**Work instructions**
Write the records out again, precisely as they stand.

## start Records to process

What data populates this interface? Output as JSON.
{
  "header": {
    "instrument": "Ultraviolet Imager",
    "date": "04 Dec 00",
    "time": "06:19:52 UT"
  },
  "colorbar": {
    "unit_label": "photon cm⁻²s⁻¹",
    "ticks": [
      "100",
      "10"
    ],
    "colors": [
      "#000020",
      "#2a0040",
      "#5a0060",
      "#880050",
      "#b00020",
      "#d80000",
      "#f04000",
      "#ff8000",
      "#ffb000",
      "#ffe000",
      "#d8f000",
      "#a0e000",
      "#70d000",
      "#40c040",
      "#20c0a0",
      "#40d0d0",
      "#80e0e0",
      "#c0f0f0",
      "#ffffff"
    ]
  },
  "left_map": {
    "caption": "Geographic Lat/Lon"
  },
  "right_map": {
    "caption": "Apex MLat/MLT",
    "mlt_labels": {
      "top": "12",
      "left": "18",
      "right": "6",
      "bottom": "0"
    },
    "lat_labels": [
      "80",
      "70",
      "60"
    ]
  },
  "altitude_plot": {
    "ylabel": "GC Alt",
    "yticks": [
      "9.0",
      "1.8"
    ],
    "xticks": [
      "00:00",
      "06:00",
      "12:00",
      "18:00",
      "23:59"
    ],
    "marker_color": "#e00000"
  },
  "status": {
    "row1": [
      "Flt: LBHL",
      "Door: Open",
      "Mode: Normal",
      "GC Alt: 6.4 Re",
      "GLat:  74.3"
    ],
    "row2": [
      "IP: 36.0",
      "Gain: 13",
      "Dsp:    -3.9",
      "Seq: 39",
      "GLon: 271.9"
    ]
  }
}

## end Records to process

**Response to the exercise**
What data populates this interface? Output as JSON.
{
  "header": {
    "instrument": "Ultraviolet Imager",
    "date": "04 Dec 00",
    "time": "06:19:52 UT"
  },
  "colorbar": {
    "unit_label": "photon cm⁻²s⁻¹",
    "ticks": [
      "100",
      "10"
    ],
    "colors": [
      "#000020",
      "#2a0040",
      "#5a0060",
      "#880050",
      "#b00020",
      "#d80000",
      "#f04000",
      "#ff8000",
      "#ffb000",
      "#ffe000",
      "#d8f000",
      "#a0e000",
      "#70d000",
      "#40c040",
      "#20c0a0",
      "#40d0d0",
      "#80e0e0",
      "#c0f0f0",
      "#ffffff"
    ]
  },
  "left_map": {
    "caption": "Geographic Lat/Lon"
  },
  "right_map": {
    "caption": "Apex MLat/MLT",
    "mlt_labels": {
      "top": "12",
      "left": "18",
      "right": "6",
      "bottom": "0"
    },
    "lat_labels": [
      "80",
      "70",
      "60"
    ]
  },
  "altitude_plot": {
    "ylabel": "GC Alt",
    "yticks": [
      "9.0",
      "1.8"
    ],
    "xticks": [
      "00:00",
      "06:00",
      "12:00",
      "18:00",
      "23:59"
    ],
    "marker_color": "#e00000"
  },
  "status": {
    "row1": [
      "Flt: LBHL",
      "Door: Open",
      "Mode: Normal",
      "GC Alt: 6.4 Re",
      "GLat:  74.3"
    ],
    "row2": [
      "IP: 36.0",
      "Gain: 13",
      "Dsp:    -3.9",
      "Seq: 39",
      "GLon: 271.9"
    ]
  }
}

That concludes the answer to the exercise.